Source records

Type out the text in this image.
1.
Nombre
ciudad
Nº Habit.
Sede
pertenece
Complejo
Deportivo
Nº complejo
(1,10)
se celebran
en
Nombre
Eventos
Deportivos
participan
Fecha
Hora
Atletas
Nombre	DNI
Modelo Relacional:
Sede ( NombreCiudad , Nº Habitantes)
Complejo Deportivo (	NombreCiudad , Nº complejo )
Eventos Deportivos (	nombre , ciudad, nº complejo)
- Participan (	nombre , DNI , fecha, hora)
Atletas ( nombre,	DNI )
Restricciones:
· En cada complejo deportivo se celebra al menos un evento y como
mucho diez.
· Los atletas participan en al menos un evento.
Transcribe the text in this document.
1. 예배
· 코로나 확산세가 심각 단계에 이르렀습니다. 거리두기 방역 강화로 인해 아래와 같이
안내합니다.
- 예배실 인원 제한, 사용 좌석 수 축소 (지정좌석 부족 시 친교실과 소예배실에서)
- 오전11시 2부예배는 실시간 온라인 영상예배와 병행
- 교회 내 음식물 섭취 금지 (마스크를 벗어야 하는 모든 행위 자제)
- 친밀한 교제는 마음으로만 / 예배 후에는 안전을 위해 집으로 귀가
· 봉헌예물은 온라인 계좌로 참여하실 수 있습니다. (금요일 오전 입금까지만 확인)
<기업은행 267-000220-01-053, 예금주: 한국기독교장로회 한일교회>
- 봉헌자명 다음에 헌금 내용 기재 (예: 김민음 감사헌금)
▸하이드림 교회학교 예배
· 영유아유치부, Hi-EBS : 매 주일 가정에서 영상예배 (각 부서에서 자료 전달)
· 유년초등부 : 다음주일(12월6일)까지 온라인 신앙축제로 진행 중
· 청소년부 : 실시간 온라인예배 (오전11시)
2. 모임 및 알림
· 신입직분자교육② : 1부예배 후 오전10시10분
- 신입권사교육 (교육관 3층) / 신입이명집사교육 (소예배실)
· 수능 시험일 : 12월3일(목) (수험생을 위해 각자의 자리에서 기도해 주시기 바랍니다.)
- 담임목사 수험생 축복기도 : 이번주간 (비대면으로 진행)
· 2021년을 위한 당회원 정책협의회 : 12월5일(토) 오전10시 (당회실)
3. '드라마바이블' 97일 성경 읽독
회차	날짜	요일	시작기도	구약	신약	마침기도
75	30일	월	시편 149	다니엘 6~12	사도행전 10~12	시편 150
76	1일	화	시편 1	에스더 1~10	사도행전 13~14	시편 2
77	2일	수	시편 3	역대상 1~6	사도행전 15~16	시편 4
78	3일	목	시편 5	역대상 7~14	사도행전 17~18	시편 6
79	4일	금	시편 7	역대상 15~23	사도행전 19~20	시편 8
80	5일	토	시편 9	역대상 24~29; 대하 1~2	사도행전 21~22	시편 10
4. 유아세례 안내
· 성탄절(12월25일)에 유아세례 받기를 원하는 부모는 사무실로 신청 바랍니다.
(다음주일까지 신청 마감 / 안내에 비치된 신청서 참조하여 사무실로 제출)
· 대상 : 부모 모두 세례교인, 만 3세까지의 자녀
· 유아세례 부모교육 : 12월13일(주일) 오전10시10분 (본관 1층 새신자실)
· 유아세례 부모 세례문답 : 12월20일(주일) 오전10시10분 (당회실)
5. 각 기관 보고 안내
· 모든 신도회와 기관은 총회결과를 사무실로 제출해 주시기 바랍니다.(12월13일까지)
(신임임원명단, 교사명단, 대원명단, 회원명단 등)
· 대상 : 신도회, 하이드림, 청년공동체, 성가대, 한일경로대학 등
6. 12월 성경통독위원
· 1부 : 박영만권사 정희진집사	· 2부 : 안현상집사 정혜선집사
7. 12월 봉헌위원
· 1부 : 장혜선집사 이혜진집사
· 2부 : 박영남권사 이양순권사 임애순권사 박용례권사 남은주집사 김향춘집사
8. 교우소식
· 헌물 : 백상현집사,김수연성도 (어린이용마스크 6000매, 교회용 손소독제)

**Aim**
Show each line of the listing that holds the string "하이드림".

**In response**
▸하이드림 교회학교 예배
· 대상 : 신도회, 하이드림, 청년공동체, 성가대, 한일경로대학 등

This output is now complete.